■ EXERCISE DESCRIPTION:
Omit the pictures and return every entry exactly as written.

(Data excerpts)
-- START --

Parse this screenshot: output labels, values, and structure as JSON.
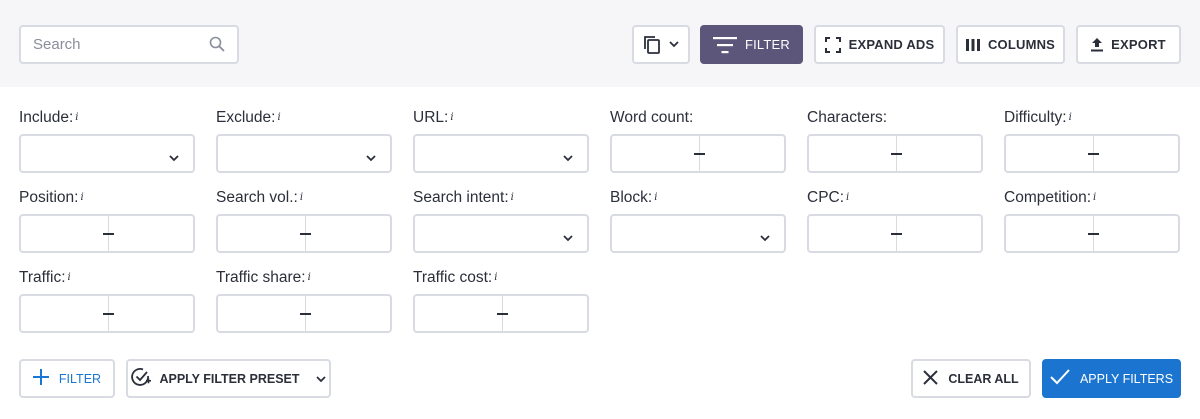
{
  "search": {
    "placeholder": "Search",
    "icon": "search-icon"
  },
  "toolbar": {
    "copy_icon": "copy-icon",
    "filter_label": "FILTER",
    "expand_ads_label": "EXPAND ADS",
    "columns_label": "COLUMNS",
    "export_label": "EXPORT",
    "filter_bg": "#5b567a"
  },
  "filters": {
    "include": {
      "label": "Include:",
      "info": "i"
    },
    "exclude": {
      "label": "Exclude:",
      "info": "i"
    },
    "url": {
      "label": "URL:",
      "info": "i"
    },
    "word_count": {
      "label": "Word count:"
    },
    "characters": {
      "label": "Characters:"
    },
    "difficulty": {
      "label": "Difficulty:",
      "info": "i"
    },
    "position": {
      "label": "Position:",
      "info": "i"
    },
    "search_vol": {
      "label": "Search vol.:",
      "info": "i"
    },
    "search_intent": {
      "label": "Search intent:",
      "info": "i"
    },
    "block": {
      "label": "Block:",
      "info": "i"
    },
    "cpc": {
      "label": "CPC:",
      "info": "i"
    },
    "competition": {
      "label": "Competition:",
      "info": "i"
    },
    "traffic": {
      "label": "Traffic:",
      "info": "i"
    },
    "traffic_share": {
      "label": "Traffic share:",
      "info": "i"
    },
    "traffic_cost": {
      "label": "Traffic cost:",
      "info": "i"
    }
  },
  "actions": {
    "add_filter_label": "FILTER",
    "preset_label": "APPLY FILTER PRESET",
    "clear_all_label": "CLEAR ALL",
    "apply_label": "APPLY FILTERS",
    "accent": "#1b75d0"
  }
}
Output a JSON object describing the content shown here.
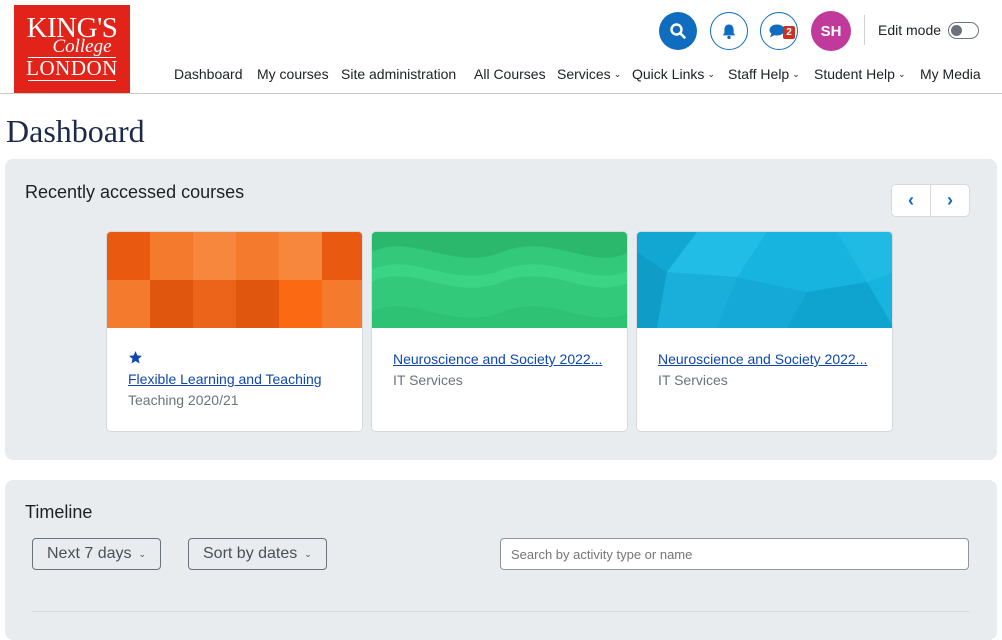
{
  "brand": {
    "logo_line1": "KING'S",
    "logo_line2": "College",
    "logo_line3": "LONDON",
    "color": "#e2231a"
  },
  "header": {
    "avatar_initials": "SH",
    "message_count": "2",
    "edit_mode_label": "Edit mode",
    "edit_mode_on": false,
    "icons": [
      "search-icon",
      "bell-icon",
      "chat-icon"
    ]
  },
  "nav": {
    "items": [
      {
        "label": "Dashboard",
        "dropdown": false
      },
      {
        "label": "My courses",
        "dropdown": false
      },
      {
        "label": "Site administration",
        "dropdown": false
      },
      {
        "label": "All Courses",
        "dropdown": false
      },
      {
        "label": "Services",
        "dropdown": true
      },
      {
        "label": "Quick Links",
        "dropdown": true
      },
      {
        "label": "Staff Help",
        "dropdown": true
      },
      {
        "label": "Student Help",
        "dropdown": true
      },
      {
        "label": "My Media",
        "dropdown": false
      }
    ]
  },
  "page": {
    "title": "Dashboard"
  },
  "recent": {
    "title": "Recently accessed courses",
    "cards": [
      {
        "title": "Flexible Learning and Teaching",
        "category": "Teaching 2020/21",
        "starred": true,
        "image_color": "#f26b1d"
      },
      {
        "title": "Neuroscience and Society 2022...",
        "category": "IT Services",
        "starred": false,
        "image_color": "#33c97a"
      },
      {
        "title": "Neuroscience and Society 2022...",
        "category": "IT Services",
        "starred": false,
        "image_color": "#18b4e0"
      }
    ]
  },
  "timeline": {
    "title": "Timeline",
    "filter_label": "Next 7 days",
    "sort_label": "Sort by dates",
    "search_placeholder": "Search by activity type or name"
  },
  "colors": {
    "primary": "#0f6cbf",
    "panel_bg": "#e8ecee",
    "avatar_bg": "#c0399b"
  }
}
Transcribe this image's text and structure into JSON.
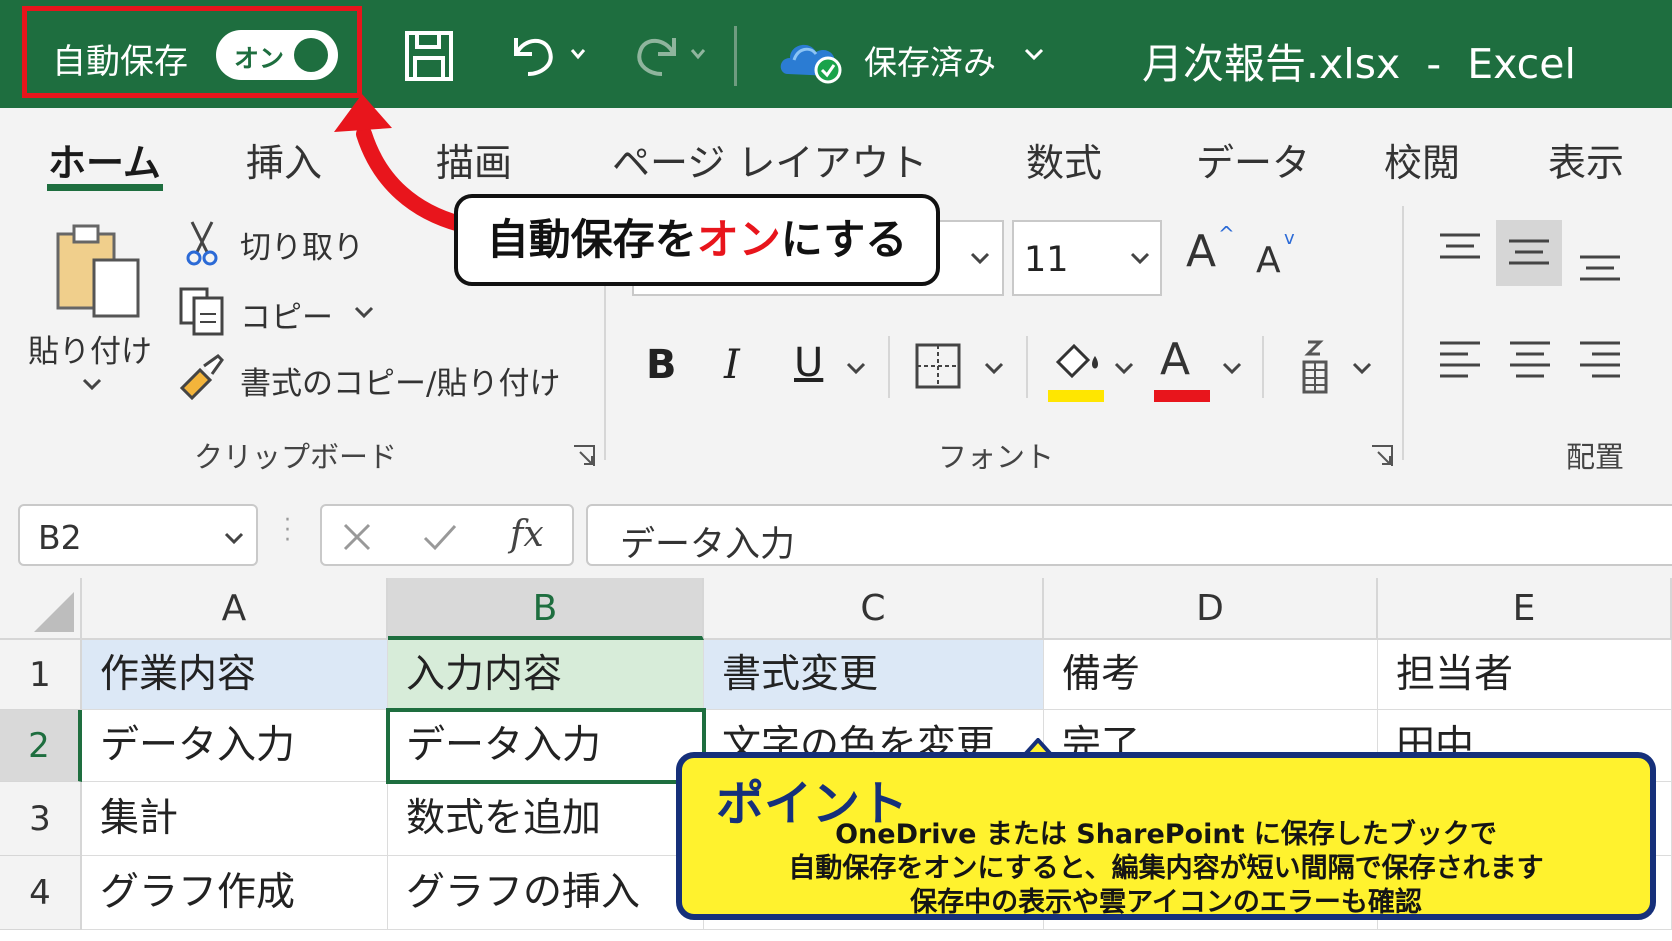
{
  "titlebar": {
    "autosave_label": "自動保存",
    "toggle_label": "オン",
    "save_status": "保存済み",
    "document_title": "月次報告.xlsx  -  Excel"
  },
  "tabs": [
    "ホーム",
    "挿入",
    "描画",
    "ページ レイアウト",
    "数式",
    "データ",
    "校閲",
    "表示"
  ],
  "callout": {
    "prefix": "自動保存を",
    "highlight": "オン",
    "suffix": "にする"
  },
  "clipboard": {
    "paste_label_1": "貼り付け",
    "cut_label": "切り取り",
    "copy_label": "コピー",
    "format_painter_label": "書式のコピー/貼り付け",
    "group_label": "クリップボード"
  },
  "font": {
    "size": "11",
    "bold": "B",
    "italic": "I",
    "underline": "U",
    "grow": "A",
    "shrink": "A",
    "font_color": "A",
    "group_label": "フォント",
    "highlight_color": "#ffe600",
    "font_color_bar": "#e8151c"
  },
  "alignment": {
    "group_label": "配置"
  },
  "formula_bar": {
    "name_box": "B2",
    "fx": "fx",
    "formula": "データ入力"
  },
  "grid": {
    "columns": [
      "A",
      "B",
      "C",
      "D",
      "E"
    ],
    "rows": [
      {
        "num": "1",
        "cells": [
          "作業内容",
          "入力内容",
          "書式変更",
          "備考",
          "担当者"
        ]
      },
      {
        "num": "2",
        "cells": [
          "データ入力",
          "データ入力",
          "文字の色を変更",
          "完了",
          "田中"
        ]
      },
      {
        "num": "3",
        "cells": [
          "集計",
          "数式を追加",
          "",
          "",
          ""
        ]
      },
      {
        "num": "4",
        "cells": [
          "グラフ作成",
          "グラフの挿入",
          "",
          "",
          ""
        ]
      }
    ]
  },
  "point_box": {
    "title": "ポイント",
    "line1": "OneDrive または SharePoint に保存したブックで",
    "line2": "自動保存をオンにすると、編集内容が短い間隔で保存されます",
    "line3": "保存中の表示や雲アイコンのエラーも確認"
  },
  "colors": {
    "excel_green": "#1e6e3f",
    "callout_red": "#e8151c",
    "point_yellow": "#fff22e",
    "point_border": "#16307a"
  }
}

-- END --

■ RESULT BELOW:
Parse this screenshot: output labels, values, and structure as JSON.
{
  "search": {
    "placeholder": "Search",
    "icon": "search-icon"
  },
  "toolbar": {
    "copy_icon": "copy-icon",
    "filter_label": "FILTER",
    "expand_ads_label": "EXPAND ADS",
    "columns_label": "COLUMNS",
    "export_label": "EXPORT",
    "filter_bg": "#5b567a"
  },
  "filters": {
    "include": {
      "label": "Include:",
      "info": "i"
    },
    "exclude": {
      "label": "Exclude:",
      "info": "i"
    },
    "url": {
      "label": "URL:",
      "info": "i"
    },
    "word_count": {
      "label": "Word count:"
    },
    "characters": {
      "label": "Characters:"
    },
    "difficulty": {
      "label": "Difficulty:",
      "info": "i"
    },
    "position": {
      "label": "Position:",
      "info": "i"
    },
    "search_vol": {
      "label": "Search vol.:",
      "info": "i"
    },
    "search_intent": {
      "label": "Search intent:",
      "info": "i"
    },
    "block": {
      "label": "Block:",
      "info": "i"
    },
    "cpc": {
      "label": "CPC:",
      "info": "i"
    },
    "competition": {
      "label": "Competition:",
      "info": "i"
    },
    "traffic": {
      "label": "Traffic:",
      "info": "i"
    },
    "traffic_share": {
      "label": "Traffic share:",
      "info": "i"
    },
    "traffic_cost": {
      "label": "Traffic cost:",
      "info": "i"
    }
  },
  "actions": {
    "add_filter_label": "FILTER",
    "preset_label": "APPLY FILTER PRESET",
    "clear_all_label": "CLEAR ALL",
    "apply_label": "APPLY FILTERS",
    "accent": "#1b75d0"
  }
}
Output a JSON object describing the content shown here.
{
  "brand": {
    "logo_line1": "KING'S",
    "logo_line2": "College",
    "logo_line3": "LONDON",
    "color": "#e2231a"
  },
  "header": {
    "avatar_initials": "SH",
    "message_count": "2",
    "edit_mode_label": "Edit mode",
    "edit_mode_on": false,
    "icons": [
      "search-icon",
      "bell-icon",
      "chat-icon"
    ]
  },
  "nav": {
    "items": [
      {
        "label": "Dashboard",
        "dropdown": false
      },
      {
        "label": "My courses",
        "dropdown": false
      },
      {
        "label": "Site administration",
        "dropdown": false
      },
      {
        "label": "All Courses",
        "dropdown": false
      },
      {
        "label": "Services",
        "dropdown": true
      },
      {
        "label": "Quick Links",
        "dropdown": true
      },
      {
        "label": "Staff Help",
        "dropdown": true
      },
      {
        "label": "Student Help",
        "dropdown": true
      },
      {
        "label": "My Media",
        "dropdown": false
      }
    ]
  },
  "page": {
    "title": "Dashboard"
  },
  "recent": {
    "title": "Recently accessed courses",
    "cards": [
      {
        "title": "Flexible Learning and Teaching",
        "category": "Teaching 2020/21",
        "starred": true,
        "image_color": "#f26b1d"
      },
      {
        "title": "Neuroscience and Society 2022...",
        "category": "IT Services",
        "starred": false,
        "image_color": "#33c97a"
      },
      {
        "title": "Neuroscience and Society 2022...",
        "category": "IT Services",
        "starred": false,
        "image_color": "#18b4e0"
      }
    ]
  },
  "timeline": {
    "title": "Timeline",
    "filter_label": "Next 7 days",
    "sort_label": "Sort by dates",
    "search_placeholder": "Search by activity type or name"
  },
  "colors": {
    "primary": "#0f6cbf",
    "panel_bg": "#e8ecee",
    "avatar_bg": "#c0399b"
  }
}
Transcribe this image's text and structure into JSON.
{
  "titlebar": {
    "autosave_label": "自動保存",
    "toggle_label": "オン",
    "save_status": "保存済み",
    "document_title": "月次報告.xlsx  -  Excel"
  },
  "tabs": [
    "ホーム",
    "挿入",
    "描画",
    "ページ レイアウト",
    "数式",
    "データ",
    "校閲",
    "表示"
  ],
  "callout": {
    "prefix": "自動保存を",
    "highlight": "オン",
    "suffix": "にする"
  },
  "clipboard": {
    "paste_label_1": "貼り付け",
    "cut_label": "切り取り",
    "copy_label": "コピー",
    "format_painter_label": "書式のコピー/貼り付け",
    "group_label": "クリップボード"
  },
  "font": {
    "size": "11",
    "bold": "B",
    "italic": "I",
    "underline": "U",
    "grow": "A",
    "shrink": "A",
    "font_color": "A",
    "group_label": "フォント",
    "highlight_color": "#ffe600",
    "font_color_bar": "#e8151c"
  },
  "alignment": {
    "group_label": "配置"
  },
  "formula_bar": {
    "name_box": "B2",
    "fx": "fx",
    "formula": "データ入力"
  },
  "grid": {
    "columns": [
      "A",
      "B",
      "C",
      "D",
      "E"
    ],
    "rows": [
      {
        "num": "1",
        "cells": [
          "作業内容",
          "入力内容",
          "書式変更",
          "備考",
          "担当者"
        ]
      },
      {
        "num": "2",
        "cells": [
          "データ入力",
          "データ入力",
          "文字の色を変更",
          "完了",
          "田中"
        ]
      },
      {
        "num": "3",
        "cells": [
          "集計",
          "数式を追加",
          "",
          "",
          ""
        ]
      },
      {
        "num": "4",
        "cells": [
          "グラフ作成",
          "グラフの挿入",
          "",
          "",
          ""
        ]
      }
    ]
  },
  "point_box": {
    "title": "ポイント",
    "line1": "OneDrive または SharePoint に保存したブックで",
    "line2": "自動保存をオンにすると、編集内容が短い間隔で保存されます",
    "line3": "保存中の表示や雲アイコンのエラーも確認"
  },
  "colors": {
    "excel_green": "#1e6e3f",
    "callout_red": "#e8151c",
    "point_yellow": "#fff22e",
    "point_border": "#16307a"
  }
}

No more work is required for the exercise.